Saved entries
* * *
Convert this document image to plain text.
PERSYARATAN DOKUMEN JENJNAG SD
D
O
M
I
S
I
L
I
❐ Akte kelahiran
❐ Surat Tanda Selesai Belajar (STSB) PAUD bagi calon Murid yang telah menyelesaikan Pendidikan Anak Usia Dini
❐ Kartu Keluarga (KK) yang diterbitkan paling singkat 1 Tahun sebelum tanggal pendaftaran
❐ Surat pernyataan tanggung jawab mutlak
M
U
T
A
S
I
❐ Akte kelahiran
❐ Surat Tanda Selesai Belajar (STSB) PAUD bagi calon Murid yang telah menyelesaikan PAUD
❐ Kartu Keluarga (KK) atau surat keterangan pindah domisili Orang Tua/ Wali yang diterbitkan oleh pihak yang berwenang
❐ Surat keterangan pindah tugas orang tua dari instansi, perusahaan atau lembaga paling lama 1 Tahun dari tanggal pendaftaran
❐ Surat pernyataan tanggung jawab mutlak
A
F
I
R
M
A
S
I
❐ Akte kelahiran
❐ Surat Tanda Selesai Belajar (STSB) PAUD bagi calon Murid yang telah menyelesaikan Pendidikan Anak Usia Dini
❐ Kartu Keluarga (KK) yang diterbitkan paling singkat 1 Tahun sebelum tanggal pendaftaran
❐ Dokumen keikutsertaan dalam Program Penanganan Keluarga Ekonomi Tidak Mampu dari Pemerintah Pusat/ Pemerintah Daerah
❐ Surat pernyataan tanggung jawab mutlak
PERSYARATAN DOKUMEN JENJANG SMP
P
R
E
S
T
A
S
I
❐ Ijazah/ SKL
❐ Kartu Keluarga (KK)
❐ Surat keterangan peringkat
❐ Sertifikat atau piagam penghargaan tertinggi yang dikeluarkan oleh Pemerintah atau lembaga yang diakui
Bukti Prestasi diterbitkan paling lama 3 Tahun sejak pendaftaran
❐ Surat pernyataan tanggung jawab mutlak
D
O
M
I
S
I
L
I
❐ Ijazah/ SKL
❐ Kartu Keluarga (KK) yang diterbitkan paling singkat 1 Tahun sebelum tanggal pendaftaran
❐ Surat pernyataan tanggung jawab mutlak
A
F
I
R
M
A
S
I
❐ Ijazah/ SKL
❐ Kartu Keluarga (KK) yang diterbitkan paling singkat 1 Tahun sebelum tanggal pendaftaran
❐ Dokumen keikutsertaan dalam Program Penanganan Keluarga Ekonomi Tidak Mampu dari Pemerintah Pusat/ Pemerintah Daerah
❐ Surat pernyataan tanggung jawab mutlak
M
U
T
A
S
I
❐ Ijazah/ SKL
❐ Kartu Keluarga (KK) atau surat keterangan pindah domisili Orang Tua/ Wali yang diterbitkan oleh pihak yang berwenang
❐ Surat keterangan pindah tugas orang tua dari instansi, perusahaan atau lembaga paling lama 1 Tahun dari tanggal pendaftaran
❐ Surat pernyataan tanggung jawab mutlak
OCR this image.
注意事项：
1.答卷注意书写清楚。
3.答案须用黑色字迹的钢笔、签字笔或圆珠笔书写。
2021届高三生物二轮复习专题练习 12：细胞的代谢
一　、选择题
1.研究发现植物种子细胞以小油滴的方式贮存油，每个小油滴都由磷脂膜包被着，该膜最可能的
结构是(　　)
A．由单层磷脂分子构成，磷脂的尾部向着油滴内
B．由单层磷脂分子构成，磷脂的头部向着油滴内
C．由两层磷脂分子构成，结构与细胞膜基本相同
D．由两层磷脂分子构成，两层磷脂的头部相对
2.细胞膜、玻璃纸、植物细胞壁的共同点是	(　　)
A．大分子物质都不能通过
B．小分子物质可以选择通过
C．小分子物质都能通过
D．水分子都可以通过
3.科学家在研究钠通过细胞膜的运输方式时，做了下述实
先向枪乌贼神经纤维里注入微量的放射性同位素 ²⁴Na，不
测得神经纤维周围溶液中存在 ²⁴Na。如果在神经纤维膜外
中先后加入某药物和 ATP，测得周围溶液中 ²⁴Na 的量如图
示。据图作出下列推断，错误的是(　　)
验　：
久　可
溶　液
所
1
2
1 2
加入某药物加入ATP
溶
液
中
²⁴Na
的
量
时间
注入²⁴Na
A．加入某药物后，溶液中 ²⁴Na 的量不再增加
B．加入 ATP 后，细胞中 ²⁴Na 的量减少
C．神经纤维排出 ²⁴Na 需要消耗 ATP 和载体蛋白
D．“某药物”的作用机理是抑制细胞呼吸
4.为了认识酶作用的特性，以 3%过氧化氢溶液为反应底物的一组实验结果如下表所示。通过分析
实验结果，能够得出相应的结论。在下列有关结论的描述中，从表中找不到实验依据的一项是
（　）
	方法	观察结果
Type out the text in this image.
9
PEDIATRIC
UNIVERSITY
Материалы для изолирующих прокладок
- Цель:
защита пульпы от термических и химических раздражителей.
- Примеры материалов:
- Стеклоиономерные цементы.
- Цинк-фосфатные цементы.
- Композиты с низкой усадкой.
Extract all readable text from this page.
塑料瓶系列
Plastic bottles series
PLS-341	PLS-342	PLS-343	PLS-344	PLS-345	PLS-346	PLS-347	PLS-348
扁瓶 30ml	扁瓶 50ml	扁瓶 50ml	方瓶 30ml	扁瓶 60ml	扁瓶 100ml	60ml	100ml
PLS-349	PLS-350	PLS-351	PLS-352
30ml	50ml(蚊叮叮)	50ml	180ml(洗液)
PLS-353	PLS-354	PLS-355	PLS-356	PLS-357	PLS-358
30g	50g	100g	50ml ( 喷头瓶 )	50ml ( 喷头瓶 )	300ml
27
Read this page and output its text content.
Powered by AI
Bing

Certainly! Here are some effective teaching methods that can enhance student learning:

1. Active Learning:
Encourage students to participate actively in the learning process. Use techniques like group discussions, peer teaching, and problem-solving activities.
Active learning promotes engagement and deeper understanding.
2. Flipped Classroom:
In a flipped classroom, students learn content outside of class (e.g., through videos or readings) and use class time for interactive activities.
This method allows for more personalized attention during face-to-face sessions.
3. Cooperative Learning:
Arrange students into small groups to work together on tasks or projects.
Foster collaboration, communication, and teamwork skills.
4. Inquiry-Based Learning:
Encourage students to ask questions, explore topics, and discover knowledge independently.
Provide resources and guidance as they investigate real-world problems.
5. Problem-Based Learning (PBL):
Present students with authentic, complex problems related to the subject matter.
* * *
■ **The task**: Retype each record exactly, leaving nothing out.

■ **Task output**:
Convert this document image to plain text.
PERSYARATAN DOKUMEN JENJNAG SD
D
O
M
I
S
I
L
I
❐ Akte kelahiran
❐ Surat Tanda Selesai Belajar (STSB) PAUD bagi calon Murid yang telah menyelesaikan Pendidikan Anak Usia Dini
❐ Kartu Keluarga (KK) yang diterbitkan paling singkat 1 Tahun sebelum tanggal pendaftaran
❐ Surat pernyataan tanggung jawab mutlak
M
U
T
A
S
I
❐ Akte kelahiran
❐ Surat Tanda Selesai Belajar (STSB) PAUD bagi calon Murid yang telah menyelesaikan PAUD
❐ Kartu Keluarga (KK) atau surat keterangan pindah domisili Orang Tua/ Wali yang diterbitkan oleh pihak yang berwenang
❐ Surat keterangan pindah tugas orang tua dari instansi, perusahaan atau lembaga paling lama 1 Tahun dari tanggal pendaftaran
❐ Surat pernyataan tanggung jawab mutlak
A
F
I
R
M
A
S
I
❐ Akte kelahiran
❐ Surat Tanda Selesai Belajar (STSB) PAUD bagi calon Murid yang telah menyelesaikan Pendidikan Anak Usia Dini
❐ Kartu Keluarga (KK) yang diterbitkan paling singkat 1 Tahun sebelum tanggal pendaftaran
❐ Dokumen keikutsertaan dalam Program Penanganan Keluarga Ekonomi Tidak Mampu dari Pemerintah Pusat/ Pemerintah Daerah
❐ Surat pernyataan tanggung jawab mutlak
PERSYARATAN DOKUMEN JENJANG SMP
P
R
E
S
T
A
S
I
❐ Ijazah/ SKL
❐ Kartu Keluarga (KK)
❐ Surat keterangan peringkat
❐ Sertifikat atau piagam penghargaan tertinggi yang dikeluarkan oleh Pemerintah atau lembaga yang diakui
Bukti Prestasi diterbitkan paling lama 3 Tahun sejak pendaftaran
❐ Surat pernyataan tanggung jawab mutlak
D
O
M
I
S
I
L
I
❐ Ijazah/ SKL
❐ Kartu Keluarga (KK) yang diterbitkan paling singkat 1 Tahun sebelum tanggal pendaftaran
❐ Surat pernyataan tanggung jawab mutlak
A
F
I
R
M
A
S
I
❐ Ijazah/ SKL
❐ Kartu Keluarga (KK) yang diterbitkan paling singkat 1 Tahun sebelum tanggal pendaftaran
❐ Dokumen keikutsertaan dalam Program Penanganan Keluarga Ekonomi Tidak Mampu dari Pemerintah Pusat/ Pemerintah Daerah
❐ Surat pernyataan tanggung jawab mutlak
M
U
T
A
S
I
❐ Ijazah/ SKL
❐ Kartu Keluarga (KK) atau surat keterangan pindah domisili Orang Tua/ Wali yang diterbitkan oleh pihak yang berwenang
❐ Surat keterangan pindah tugas orang tua dari instansi, perusahaan atau lembaga paling lama 1 Tahun dari tanggal pendaftaran
❐ Surat pernyataan tanggung jawab mutlak
OCR this image.
注意事项：
1.答卷注意书写清楚。
3.答案须用黑色字迹的钢笔、签字笔或圆珠笔书写。
2021届高三生物二轮复习专题练习 12：细胞的代谢
一　、选择题
1.研究发现植物种子细胞以小油滴的方式贮存油，每个小油滴都由磷脂膜包被着，该膜最可能的
结构是(　　)
A．由单层磷脂分子构成，磷脂的尾部向着油滴内
B．由单层磷脂分子构成，磷脂的头部向着油滴内
C．由两层磷脂分子构成，结构与细胞膜基本相同
D．由两层磷脂分子构成，两层磷脂的头部相对
2.细胞膜、玻璃纸、植物细胞壁的共同点是	(　　)
A．大分子物质都不能通过
B．小分子物质可以选择通过
C．小分子物质都能通过
D．水分子都可以通过
3.科学家在研究钠通过细胞膜的运输方式时，做了下述实
先向枪乌贼神经纤维里注入微量的放射性同位素 ²⁴Na，不
测得神经纤维周围溶液中存在 ²⁴Na。如果在神经纤维膜外
中先后加入某药物和 ATP，测得周围溶液中 ²⁴Na 的量如图
示。据图作出下列推断，错误的是(　　)
验　：
久　可
溶　液
所
1
2
1 2
加入某药物加入ATP
溶
液
中
²⁴Na
的
量
时间
注入²⁴Na
A．加入某药物后，溶液中 ²⁴Na 的量不再增加
B．加入 ATP 后，细胞中 ²⁴Na 的量减少
C．神经纤维排出 ²⁴Na 需要消耗 ATP 和载体蛋白
D．“某药物”的作用机理是抑制细胞呼吸
4.为了认识酶作用的特性，以 3%过氧化氢溶液为反应底物的一组实验结果如下表所示。通过分析
实验结果，能够得出相应的结论。在下列有关结论的描述中，从表中找不到实验依据的一项是
（　）
	方法	观察结果
Type out the text in this image.
9
PEDIATRIC
UNIVERSITY
Материалы для изолирующих прокладок
- Цель:
защита пульпы от термических и химических раздражителей.
- Примеры материалов:
- Стеклоиономерные цементы.
- Цинк-фосфатные цементы.
- Композиты с низкой усадкой.
Extract all readable text from this page.
塑料瓶系列
Plastic bottles series
PLS-341	PLS-342	PLS-343	PLS-344	PLS-345	PLS-346	PLS-347	PLS-348
扁瓶 30ml	扁瓶 50ml	扁瓶 50ml	方瓶 30ml	扁瓶 60ml	扁瓶 100ml	60ml	100ml
PLS-349	PLS-350	PLS-351	PLS-352
30ml	50ml(蚊叮叮)	50ml	180ml(洗液)
PLS-353	PLS-354	PLS-355	PLS-356	PLS-357	PLS-358
30g	50g	100g	50ml ( 喷头瓶 )	50ml ( 喷头瓶 )	300ml
27
Read this page and output its text content.
Powered by AI
Bing

Certainly! Here are some effective teaching methods that can enhance student learning:

1. Active Learning:
Encourage students to participate actively in the learning process. Use techniques like group discussions, peer teaching, and problem-solving activities.
Active learning promotes engagement and deeper understanding.
2. Flipped Classroom:
In a flipped classroom, students learn content outside of class (e.g., through videos or readings) and use class time for interactive activities.
This method allows for more personalized attention during face-to-face sessions.
3. Cooperative Learning:
Arrange students into small groups to work together on tasks or projects.
Foster collaboration, communication, and teamwork skills.
4. Inquiry-Based Learning:
Encourage students to ask questions, explore topics, and discover knowledge independently.
Provide resources and guidance as they investigate real-world problems.
5. Problem-Based Learning (PBL):
Present students with authentic, complex problems related to the subject matter.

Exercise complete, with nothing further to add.